(Entries from a dataset)
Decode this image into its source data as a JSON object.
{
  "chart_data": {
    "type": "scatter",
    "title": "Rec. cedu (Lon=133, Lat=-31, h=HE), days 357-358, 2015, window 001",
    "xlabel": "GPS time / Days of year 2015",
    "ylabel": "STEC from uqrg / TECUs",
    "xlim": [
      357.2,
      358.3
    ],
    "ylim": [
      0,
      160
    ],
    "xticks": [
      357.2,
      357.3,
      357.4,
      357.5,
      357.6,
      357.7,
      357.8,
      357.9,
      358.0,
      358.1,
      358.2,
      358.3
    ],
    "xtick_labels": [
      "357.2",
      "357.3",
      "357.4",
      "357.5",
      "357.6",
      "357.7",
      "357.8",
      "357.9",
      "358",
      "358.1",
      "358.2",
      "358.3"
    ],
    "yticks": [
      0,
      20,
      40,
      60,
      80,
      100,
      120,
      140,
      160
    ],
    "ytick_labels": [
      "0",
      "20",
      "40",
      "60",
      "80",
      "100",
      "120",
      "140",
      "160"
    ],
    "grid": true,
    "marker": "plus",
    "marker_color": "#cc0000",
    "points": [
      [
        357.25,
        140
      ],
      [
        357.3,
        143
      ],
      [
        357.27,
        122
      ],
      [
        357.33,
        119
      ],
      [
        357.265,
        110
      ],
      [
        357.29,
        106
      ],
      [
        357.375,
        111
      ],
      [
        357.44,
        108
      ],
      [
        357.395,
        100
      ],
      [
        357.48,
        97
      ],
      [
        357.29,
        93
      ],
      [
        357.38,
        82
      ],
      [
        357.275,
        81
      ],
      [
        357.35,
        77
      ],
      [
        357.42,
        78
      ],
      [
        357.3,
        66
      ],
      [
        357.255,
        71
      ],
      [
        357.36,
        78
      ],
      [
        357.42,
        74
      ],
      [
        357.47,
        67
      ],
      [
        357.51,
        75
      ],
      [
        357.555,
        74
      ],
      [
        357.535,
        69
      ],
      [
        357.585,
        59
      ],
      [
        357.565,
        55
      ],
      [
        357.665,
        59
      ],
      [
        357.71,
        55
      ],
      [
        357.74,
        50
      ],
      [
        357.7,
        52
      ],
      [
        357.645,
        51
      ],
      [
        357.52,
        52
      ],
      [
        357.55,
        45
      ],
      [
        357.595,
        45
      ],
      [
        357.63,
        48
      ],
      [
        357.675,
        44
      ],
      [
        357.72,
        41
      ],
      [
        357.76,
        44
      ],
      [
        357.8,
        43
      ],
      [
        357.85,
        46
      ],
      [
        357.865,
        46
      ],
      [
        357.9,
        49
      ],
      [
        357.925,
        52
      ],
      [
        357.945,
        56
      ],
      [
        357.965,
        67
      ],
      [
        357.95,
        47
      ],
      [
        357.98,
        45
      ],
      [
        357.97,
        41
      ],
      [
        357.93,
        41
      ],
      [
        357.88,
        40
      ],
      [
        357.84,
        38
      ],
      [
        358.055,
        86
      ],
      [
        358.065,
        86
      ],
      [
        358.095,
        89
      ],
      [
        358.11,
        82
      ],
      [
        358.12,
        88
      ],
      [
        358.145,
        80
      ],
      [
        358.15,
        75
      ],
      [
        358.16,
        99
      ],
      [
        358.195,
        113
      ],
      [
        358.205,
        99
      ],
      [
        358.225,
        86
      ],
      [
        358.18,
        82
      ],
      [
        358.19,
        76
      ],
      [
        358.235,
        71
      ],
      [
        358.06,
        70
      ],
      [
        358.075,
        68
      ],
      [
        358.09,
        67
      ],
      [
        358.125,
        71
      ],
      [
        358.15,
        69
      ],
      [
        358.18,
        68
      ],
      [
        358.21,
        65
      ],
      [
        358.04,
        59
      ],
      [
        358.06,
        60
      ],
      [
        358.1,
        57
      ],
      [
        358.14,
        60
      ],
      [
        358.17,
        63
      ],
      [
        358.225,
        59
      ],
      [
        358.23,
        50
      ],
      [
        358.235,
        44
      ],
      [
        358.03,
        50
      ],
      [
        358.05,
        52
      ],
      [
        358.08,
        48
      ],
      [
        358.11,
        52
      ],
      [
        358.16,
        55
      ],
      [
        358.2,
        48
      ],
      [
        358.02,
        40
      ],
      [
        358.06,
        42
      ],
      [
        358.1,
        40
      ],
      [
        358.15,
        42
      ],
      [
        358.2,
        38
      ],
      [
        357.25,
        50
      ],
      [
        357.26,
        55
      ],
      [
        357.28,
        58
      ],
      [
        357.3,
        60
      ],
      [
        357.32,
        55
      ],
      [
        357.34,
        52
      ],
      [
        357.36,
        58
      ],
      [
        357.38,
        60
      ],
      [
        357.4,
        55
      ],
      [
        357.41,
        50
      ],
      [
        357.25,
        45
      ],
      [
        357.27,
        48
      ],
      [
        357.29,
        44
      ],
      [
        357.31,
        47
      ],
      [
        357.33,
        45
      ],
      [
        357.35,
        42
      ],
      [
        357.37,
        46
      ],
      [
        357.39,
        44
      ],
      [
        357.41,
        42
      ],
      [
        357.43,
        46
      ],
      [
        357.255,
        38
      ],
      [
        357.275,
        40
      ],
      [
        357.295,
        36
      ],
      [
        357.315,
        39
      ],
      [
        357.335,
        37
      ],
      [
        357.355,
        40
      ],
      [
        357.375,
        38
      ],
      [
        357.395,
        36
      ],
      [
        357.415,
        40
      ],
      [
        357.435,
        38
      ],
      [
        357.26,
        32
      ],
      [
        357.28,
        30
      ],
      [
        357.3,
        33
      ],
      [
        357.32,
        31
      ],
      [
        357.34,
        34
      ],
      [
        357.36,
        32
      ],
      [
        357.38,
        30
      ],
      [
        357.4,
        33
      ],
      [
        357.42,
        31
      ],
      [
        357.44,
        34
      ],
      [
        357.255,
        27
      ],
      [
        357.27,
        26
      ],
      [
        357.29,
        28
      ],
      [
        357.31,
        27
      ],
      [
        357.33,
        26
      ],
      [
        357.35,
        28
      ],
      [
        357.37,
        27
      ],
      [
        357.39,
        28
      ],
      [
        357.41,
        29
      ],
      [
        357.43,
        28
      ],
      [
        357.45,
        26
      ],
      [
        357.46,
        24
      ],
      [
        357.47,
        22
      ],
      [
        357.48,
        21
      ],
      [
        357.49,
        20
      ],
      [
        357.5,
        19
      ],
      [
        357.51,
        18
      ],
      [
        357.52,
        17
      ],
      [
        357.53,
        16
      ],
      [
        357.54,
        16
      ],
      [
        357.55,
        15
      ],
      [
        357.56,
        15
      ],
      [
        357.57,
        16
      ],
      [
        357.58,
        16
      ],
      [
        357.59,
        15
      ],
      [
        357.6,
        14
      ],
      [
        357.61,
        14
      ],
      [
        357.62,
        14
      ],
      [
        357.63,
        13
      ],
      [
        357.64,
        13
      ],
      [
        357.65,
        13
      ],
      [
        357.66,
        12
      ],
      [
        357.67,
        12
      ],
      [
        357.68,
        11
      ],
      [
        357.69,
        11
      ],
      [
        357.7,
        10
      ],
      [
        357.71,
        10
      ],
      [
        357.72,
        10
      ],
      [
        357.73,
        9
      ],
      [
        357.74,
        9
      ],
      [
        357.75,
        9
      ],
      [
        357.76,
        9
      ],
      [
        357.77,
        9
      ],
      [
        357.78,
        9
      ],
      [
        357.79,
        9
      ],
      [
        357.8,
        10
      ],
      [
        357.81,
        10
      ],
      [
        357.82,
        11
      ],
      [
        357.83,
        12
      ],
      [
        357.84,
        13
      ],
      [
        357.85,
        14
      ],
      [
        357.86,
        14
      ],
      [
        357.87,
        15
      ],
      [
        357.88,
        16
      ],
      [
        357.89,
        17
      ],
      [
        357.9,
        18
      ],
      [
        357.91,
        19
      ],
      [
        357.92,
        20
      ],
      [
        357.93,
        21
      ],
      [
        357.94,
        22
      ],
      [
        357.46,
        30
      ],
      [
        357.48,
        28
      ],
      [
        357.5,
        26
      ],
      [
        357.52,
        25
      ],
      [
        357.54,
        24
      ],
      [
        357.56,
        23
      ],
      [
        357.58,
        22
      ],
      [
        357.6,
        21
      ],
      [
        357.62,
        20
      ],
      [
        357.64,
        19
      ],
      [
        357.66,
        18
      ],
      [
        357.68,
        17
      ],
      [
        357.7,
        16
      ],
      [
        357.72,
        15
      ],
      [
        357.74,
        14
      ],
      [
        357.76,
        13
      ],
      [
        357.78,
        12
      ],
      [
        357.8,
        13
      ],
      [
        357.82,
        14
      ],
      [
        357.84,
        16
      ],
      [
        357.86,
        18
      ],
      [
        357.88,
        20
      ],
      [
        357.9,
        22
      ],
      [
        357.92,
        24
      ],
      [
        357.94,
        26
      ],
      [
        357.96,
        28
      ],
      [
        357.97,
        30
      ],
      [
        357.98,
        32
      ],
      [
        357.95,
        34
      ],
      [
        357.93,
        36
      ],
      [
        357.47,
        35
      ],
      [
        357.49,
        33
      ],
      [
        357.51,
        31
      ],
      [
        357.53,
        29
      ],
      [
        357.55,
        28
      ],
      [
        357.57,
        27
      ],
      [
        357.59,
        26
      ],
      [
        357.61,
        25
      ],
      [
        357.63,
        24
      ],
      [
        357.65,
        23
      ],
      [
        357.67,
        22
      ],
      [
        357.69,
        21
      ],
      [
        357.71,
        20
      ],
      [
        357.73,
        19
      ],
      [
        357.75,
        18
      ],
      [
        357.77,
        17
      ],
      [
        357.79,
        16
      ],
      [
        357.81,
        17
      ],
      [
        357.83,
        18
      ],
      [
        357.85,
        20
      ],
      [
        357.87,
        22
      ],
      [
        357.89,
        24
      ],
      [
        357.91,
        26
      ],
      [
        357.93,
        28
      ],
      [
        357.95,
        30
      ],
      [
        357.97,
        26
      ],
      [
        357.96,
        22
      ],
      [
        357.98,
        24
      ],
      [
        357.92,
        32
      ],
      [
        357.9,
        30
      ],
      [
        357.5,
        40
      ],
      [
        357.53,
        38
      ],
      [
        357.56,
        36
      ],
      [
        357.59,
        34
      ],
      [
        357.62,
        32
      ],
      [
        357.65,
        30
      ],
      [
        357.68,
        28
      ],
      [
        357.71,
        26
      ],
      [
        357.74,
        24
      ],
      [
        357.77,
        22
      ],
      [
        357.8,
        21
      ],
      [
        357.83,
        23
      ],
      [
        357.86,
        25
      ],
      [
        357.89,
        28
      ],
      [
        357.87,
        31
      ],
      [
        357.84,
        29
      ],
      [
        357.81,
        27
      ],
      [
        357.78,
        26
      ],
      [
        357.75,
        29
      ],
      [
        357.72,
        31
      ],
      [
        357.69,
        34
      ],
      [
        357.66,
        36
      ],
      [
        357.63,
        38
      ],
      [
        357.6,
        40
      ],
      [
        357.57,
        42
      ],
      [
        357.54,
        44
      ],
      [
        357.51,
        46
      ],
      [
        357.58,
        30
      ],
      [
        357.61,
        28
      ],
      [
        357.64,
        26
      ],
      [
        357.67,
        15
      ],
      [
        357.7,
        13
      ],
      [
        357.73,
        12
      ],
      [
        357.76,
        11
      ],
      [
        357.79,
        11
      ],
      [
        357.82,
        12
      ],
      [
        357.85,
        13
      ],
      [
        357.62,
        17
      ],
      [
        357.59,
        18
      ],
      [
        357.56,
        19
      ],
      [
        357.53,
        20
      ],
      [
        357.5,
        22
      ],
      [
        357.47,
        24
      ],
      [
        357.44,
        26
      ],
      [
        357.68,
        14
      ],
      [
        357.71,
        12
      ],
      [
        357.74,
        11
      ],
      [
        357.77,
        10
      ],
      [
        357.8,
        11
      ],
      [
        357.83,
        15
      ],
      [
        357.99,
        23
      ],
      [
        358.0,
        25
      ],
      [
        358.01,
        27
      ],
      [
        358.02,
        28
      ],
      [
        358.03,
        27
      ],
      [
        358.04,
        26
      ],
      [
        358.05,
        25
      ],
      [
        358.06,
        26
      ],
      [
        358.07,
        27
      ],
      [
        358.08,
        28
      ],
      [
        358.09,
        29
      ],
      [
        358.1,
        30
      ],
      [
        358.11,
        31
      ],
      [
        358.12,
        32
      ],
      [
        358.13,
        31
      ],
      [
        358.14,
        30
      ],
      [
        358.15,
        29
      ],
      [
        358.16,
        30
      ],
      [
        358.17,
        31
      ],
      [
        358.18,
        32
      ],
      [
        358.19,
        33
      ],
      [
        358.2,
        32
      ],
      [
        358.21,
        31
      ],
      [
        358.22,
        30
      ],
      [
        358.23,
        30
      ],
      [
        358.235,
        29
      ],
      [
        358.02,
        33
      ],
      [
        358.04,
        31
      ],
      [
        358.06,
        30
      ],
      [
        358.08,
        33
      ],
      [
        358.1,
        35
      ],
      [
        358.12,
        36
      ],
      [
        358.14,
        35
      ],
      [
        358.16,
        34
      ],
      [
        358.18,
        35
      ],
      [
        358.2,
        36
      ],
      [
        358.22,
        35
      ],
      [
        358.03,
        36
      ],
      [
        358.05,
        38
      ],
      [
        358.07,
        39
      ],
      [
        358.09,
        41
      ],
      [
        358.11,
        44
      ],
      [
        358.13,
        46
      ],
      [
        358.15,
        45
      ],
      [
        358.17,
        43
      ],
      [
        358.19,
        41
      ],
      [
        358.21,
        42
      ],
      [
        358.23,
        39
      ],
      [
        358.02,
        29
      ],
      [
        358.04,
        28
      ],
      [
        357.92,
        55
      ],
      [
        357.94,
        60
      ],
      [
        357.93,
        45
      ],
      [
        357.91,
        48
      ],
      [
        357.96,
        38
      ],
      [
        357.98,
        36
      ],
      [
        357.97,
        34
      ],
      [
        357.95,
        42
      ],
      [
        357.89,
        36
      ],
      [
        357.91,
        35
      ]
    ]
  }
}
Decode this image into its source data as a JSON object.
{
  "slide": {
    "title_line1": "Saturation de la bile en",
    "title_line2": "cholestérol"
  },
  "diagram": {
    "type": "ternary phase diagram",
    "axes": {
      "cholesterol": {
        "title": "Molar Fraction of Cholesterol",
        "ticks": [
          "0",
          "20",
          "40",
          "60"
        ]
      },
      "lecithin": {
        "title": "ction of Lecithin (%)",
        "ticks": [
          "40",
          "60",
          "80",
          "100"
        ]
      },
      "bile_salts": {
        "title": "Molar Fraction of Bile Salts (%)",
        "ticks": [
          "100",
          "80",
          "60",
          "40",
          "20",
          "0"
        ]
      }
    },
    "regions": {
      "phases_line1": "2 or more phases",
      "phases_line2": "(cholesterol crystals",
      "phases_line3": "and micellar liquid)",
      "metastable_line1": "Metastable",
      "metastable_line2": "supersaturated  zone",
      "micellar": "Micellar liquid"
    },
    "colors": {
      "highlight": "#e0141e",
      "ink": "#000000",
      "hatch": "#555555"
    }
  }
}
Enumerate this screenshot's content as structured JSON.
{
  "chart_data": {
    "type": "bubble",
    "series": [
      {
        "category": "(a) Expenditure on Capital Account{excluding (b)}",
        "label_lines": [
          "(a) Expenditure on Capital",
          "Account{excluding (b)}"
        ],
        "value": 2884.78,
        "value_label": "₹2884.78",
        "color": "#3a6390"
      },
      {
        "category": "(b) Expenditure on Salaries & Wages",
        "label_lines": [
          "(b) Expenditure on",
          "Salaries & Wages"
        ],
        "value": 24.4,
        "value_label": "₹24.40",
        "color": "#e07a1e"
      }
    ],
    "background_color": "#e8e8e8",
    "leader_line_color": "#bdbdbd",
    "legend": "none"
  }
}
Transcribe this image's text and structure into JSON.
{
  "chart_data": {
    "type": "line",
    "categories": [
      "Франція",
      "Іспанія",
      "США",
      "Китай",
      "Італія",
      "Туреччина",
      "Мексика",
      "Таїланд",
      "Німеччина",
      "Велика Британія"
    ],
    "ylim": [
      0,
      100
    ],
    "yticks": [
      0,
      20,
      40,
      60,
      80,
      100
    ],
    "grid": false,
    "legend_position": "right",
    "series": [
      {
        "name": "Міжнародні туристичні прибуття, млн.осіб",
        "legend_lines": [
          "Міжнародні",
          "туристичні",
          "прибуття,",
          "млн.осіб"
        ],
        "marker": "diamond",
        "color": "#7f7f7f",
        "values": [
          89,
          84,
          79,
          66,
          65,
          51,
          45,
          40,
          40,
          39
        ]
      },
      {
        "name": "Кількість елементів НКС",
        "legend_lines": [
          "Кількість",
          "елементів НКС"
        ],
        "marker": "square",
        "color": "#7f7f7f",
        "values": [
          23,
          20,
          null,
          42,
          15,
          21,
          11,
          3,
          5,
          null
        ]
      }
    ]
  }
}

- SHORT TASK -
Filter the records down to the lines that contain the string "Capital", and copy those lines.

- RESPONSE BELOW -
        "category": "(a) Expenditure on Capital Account{excluding (b)}",
          "(a) Expenditure on Capital",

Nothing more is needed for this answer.